Output the rows as a JSON list of strings, one string per line with blank lines left out, starting with the line that contains "data-label: 0: [1215, 792, 1224, 805]" and going on through the line that contains "x-tick-label: Dec: [643, 835, 677, 849]".
┄┄┄┄┄┄┄┄┄┄┄┄┄┄┄┄┄┄┄┄
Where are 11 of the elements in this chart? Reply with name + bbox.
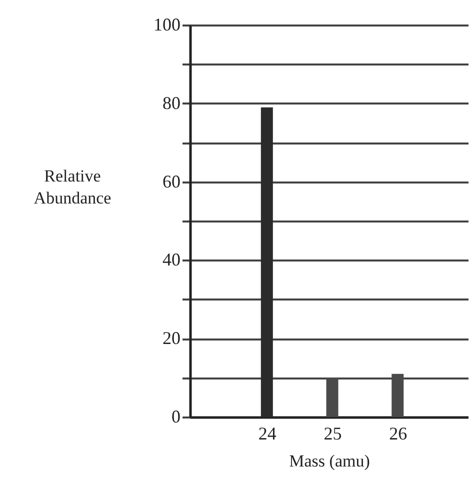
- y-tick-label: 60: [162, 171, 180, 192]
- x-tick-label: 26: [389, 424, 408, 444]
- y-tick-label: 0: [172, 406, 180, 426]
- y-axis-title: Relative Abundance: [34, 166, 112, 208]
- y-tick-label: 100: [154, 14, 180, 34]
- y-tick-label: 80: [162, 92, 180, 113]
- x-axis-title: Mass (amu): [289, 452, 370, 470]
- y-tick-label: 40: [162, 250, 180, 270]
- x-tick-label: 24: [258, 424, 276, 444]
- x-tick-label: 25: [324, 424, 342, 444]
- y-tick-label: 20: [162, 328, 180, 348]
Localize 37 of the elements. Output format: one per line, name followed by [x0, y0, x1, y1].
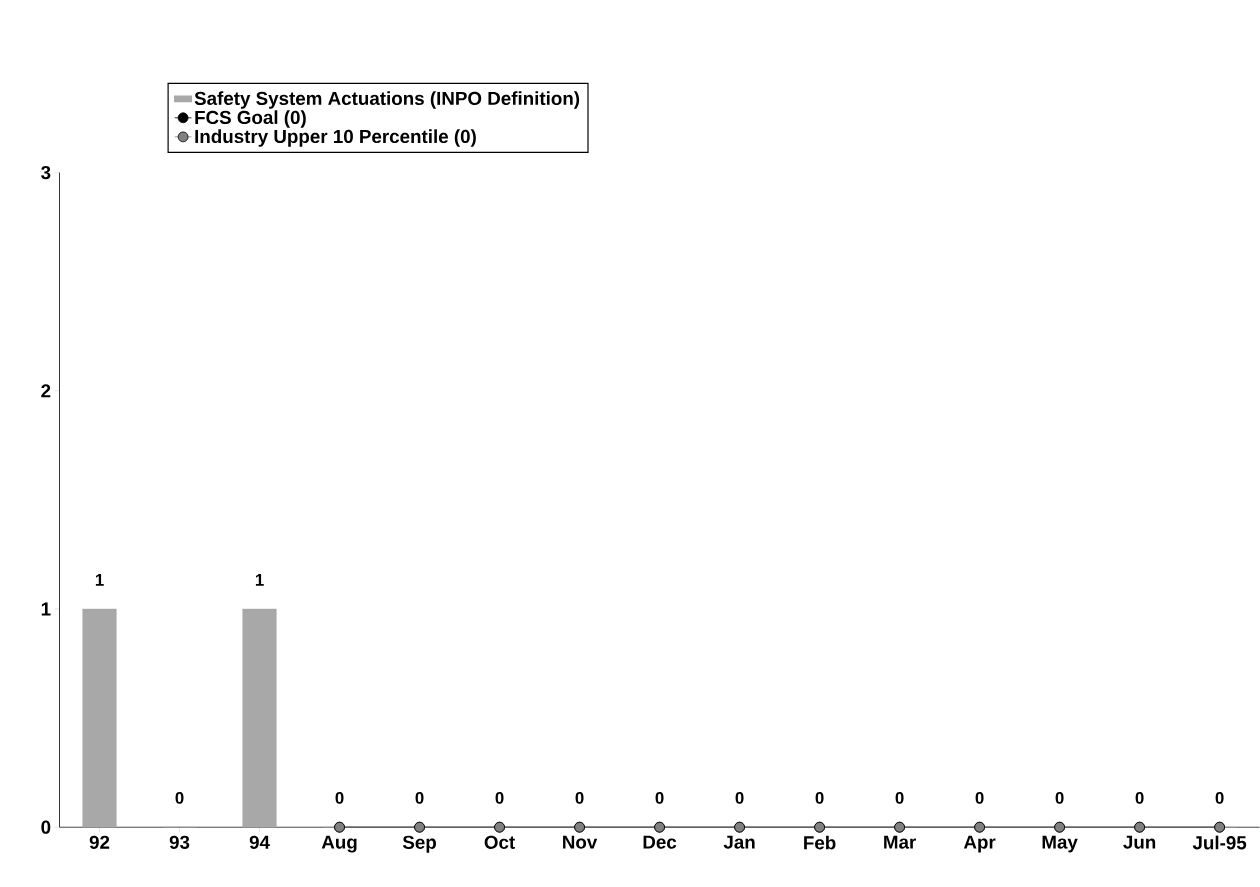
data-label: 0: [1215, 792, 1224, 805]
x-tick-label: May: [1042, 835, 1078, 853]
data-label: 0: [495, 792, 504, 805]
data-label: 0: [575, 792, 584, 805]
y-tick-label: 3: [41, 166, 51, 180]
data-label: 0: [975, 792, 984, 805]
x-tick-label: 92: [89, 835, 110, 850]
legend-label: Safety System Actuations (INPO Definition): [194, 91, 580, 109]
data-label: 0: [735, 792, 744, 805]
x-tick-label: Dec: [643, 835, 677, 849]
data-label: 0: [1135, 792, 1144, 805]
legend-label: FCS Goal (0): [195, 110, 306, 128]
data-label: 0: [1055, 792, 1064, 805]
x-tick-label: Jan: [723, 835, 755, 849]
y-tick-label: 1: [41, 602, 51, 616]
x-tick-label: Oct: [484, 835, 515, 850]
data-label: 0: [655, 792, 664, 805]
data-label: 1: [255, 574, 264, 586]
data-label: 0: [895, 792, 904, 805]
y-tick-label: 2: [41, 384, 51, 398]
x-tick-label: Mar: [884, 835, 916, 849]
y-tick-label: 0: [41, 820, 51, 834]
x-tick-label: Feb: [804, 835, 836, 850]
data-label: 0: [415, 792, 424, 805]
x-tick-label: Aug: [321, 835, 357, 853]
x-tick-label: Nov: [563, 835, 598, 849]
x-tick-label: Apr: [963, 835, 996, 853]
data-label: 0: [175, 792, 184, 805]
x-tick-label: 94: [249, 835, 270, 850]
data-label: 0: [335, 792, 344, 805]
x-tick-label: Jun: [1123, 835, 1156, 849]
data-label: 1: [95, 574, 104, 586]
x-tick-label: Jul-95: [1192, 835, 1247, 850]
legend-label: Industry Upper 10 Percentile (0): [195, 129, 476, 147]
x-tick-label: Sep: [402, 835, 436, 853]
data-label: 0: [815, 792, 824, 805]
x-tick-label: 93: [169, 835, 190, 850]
┄┄┄┄┄┄┄┄┄┄┄┄┄┄┄┄┄┄┄┄
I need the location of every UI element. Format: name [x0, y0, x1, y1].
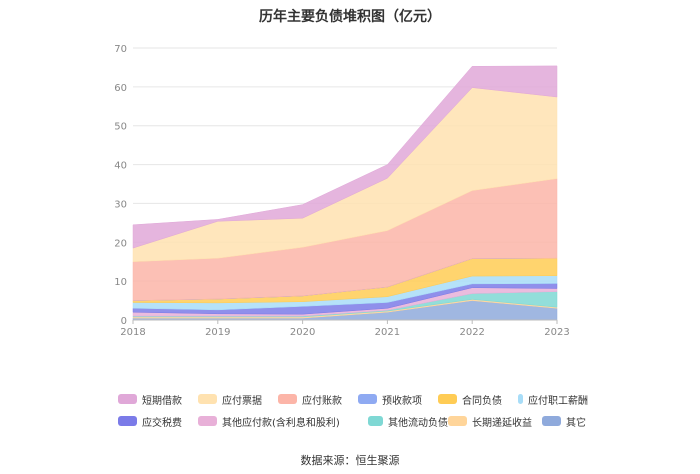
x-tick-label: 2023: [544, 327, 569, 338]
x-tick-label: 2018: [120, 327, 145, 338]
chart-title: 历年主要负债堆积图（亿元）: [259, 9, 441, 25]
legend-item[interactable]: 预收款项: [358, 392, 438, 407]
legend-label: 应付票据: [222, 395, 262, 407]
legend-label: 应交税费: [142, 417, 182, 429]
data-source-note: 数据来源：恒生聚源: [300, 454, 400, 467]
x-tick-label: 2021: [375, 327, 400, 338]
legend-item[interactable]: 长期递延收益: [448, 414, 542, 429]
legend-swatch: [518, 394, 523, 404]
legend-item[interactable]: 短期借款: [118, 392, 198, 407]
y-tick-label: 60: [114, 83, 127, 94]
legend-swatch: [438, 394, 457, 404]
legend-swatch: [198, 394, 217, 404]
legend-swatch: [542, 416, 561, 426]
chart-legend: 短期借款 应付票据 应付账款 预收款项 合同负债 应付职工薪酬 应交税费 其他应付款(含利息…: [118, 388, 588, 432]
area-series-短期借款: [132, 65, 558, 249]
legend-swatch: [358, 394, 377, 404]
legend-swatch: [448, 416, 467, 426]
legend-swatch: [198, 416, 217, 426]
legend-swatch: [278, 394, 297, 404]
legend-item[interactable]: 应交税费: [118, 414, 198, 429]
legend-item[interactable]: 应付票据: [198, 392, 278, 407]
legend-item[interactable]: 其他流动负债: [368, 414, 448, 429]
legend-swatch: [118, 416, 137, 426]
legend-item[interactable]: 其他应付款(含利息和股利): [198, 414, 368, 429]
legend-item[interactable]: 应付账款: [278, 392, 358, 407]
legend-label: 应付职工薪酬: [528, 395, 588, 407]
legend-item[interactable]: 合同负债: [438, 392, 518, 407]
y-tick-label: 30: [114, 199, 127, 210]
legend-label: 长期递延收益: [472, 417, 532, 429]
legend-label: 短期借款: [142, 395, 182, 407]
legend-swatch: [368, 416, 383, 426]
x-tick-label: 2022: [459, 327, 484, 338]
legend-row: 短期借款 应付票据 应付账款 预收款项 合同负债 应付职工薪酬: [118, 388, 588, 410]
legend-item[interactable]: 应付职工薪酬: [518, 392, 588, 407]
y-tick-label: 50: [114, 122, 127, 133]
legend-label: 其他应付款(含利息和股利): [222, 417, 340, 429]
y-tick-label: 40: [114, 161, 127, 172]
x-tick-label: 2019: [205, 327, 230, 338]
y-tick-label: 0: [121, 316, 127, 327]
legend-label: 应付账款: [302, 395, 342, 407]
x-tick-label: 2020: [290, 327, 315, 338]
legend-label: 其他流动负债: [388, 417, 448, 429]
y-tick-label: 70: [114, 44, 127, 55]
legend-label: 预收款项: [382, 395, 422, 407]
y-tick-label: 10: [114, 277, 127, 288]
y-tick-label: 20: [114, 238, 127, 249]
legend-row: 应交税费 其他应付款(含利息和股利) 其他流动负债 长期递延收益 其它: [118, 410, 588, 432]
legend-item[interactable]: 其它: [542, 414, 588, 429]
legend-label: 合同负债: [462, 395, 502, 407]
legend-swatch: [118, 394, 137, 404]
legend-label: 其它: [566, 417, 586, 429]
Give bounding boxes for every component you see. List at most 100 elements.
┄┄┄┄┄┄┄┄┄┄┄┄┄┄┄┄┄┄┄┄
> **TASK OUTPUT**:
[
  "data-label: 0: [1215, 792, 1224, 805]",
  "x-tick-label: May: [1042, 835, 1078, 853]",
  "data-label: 0: [495, 792, 504, 805]",
  "data-label: 0: [575, 792, 584, 805]",
  "y-tick-label: 3: [41, 166, 51, 180]",
  "data-label: 0: [975, 792, 984, 805]",
  "x-tick-label: 92: [89, 835, 110, 850]",
  "legend-label: Safety System Actuations (INPO Definition): [194, 91, 580, 109]",
  "data-label: 0: [735, 792, 744, 805]",
  "x-tick-label: Dec: [643, 835, 677, 849]"
]